*Material to process*.
◆ ◆ ◆ ◆ ◆

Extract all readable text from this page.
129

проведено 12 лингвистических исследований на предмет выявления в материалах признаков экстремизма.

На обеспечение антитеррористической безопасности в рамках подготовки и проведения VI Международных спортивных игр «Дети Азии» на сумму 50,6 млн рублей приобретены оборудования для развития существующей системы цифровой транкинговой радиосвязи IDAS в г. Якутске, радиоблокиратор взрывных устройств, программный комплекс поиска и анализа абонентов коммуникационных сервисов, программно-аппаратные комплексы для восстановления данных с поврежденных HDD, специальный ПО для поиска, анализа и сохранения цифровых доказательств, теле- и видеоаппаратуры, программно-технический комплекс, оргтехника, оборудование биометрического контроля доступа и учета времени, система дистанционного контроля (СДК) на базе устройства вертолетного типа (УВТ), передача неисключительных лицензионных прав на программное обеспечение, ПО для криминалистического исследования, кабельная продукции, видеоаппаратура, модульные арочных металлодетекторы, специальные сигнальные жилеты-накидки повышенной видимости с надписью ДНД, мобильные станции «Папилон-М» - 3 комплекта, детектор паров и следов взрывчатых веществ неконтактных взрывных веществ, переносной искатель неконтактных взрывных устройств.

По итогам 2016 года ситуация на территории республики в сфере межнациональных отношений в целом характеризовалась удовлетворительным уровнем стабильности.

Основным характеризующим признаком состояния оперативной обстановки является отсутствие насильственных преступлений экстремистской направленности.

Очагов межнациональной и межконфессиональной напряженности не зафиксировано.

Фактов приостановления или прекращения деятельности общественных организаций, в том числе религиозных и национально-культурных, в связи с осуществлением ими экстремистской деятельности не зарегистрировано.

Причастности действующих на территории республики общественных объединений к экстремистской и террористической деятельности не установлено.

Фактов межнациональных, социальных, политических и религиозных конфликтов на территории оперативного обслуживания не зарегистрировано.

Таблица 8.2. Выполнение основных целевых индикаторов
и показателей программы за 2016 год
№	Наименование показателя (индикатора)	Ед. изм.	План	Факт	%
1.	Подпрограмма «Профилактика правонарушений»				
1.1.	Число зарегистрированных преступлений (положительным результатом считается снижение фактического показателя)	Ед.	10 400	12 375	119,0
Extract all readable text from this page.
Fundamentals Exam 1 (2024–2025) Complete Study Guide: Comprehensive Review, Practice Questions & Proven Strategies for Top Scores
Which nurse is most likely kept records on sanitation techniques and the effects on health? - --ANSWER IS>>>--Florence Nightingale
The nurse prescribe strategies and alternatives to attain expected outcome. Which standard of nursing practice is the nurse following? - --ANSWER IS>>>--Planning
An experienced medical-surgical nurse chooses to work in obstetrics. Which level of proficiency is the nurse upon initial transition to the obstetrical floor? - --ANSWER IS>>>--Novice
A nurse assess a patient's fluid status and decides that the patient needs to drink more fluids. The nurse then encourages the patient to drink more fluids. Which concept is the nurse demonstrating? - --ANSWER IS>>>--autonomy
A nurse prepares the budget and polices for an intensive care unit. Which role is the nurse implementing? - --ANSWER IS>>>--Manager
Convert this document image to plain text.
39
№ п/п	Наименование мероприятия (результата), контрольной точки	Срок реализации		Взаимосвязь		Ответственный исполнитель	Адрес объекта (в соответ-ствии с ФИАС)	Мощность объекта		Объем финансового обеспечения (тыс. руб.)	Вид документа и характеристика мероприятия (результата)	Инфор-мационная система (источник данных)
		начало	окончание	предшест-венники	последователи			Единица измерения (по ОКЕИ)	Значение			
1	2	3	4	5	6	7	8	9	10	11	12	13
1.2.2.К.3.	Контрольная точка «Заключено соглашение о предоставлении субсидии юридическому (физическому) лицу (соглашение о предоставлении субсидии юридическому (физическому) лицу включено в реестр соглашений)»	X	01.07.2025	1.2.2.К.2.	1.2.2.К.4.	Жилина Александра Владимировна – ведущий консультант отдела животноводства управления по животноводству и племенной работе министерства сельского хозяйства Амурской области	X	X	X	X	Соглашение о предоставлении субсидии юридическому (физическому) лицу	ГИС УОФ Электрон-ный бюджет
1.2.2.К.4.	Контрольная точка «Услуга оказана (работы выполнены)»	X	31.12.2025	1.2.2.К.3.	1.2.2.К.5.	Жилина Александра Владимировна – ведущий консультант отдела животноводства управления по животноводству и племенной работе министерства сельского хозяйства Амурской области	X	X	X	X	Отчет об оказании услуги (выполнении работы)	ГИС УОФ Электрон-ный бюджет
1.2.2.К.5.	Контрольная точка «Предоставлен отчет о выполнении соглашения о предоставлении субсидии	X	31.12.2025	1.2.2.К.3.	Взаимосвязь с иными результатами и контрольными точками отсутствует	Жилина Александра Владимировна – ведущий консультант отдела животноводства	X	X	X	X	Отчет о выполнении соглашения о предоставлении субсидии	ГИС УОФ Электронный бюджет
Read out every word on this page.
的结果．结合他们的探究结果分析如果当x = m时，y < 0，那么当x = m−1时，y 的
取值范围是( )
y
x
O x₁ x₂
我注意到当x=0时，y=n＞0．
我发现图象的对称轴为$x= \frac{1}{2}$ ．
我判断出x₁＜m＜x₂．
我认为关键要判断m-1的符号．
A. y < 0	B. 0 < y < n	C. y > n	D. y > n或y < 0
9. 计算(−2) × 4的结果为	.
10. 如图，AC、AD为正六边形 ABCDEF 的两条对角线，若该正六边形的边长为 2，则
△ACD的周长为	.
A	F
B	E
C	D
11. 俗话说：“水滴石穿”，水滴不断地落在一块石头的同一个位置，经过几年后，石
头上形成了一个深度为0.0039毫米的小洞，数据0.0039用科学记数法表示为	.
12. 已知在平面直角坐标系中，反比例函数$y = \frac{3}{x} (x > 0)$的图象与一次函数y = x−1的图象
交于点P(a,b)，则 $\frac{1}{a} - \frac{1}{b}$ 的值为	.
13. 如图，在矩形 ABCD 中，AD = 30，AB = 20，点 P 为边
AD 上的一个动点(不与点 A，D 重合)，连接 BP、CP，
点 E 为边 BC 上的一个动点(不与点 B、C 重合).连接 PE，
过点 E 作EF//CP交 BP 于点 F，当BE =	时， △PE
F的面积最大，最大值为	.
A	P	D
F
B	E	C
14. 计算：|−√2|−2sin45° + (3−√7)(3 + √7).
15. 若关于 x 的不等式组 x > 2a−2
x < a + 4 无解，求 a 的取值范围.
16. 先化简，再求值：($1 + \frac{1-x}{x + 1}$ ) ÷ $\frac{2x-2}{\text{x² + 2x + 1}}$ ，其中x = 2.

◆ ◆ ◆ ◆ ◆

*Given problem*. Identify every line where the string "деятельности" appears.

*Output of the exercise*.
Фактов приостановления или прекращения деятельности общественных организаций, в том числе религиозных и национально-культурных, в связи с осуществлением ими экстремистской деятельности не зарегистрировано.
Причастности действующих на территории республики общественных объединений к экстремистской и террористической деятельности не установлено.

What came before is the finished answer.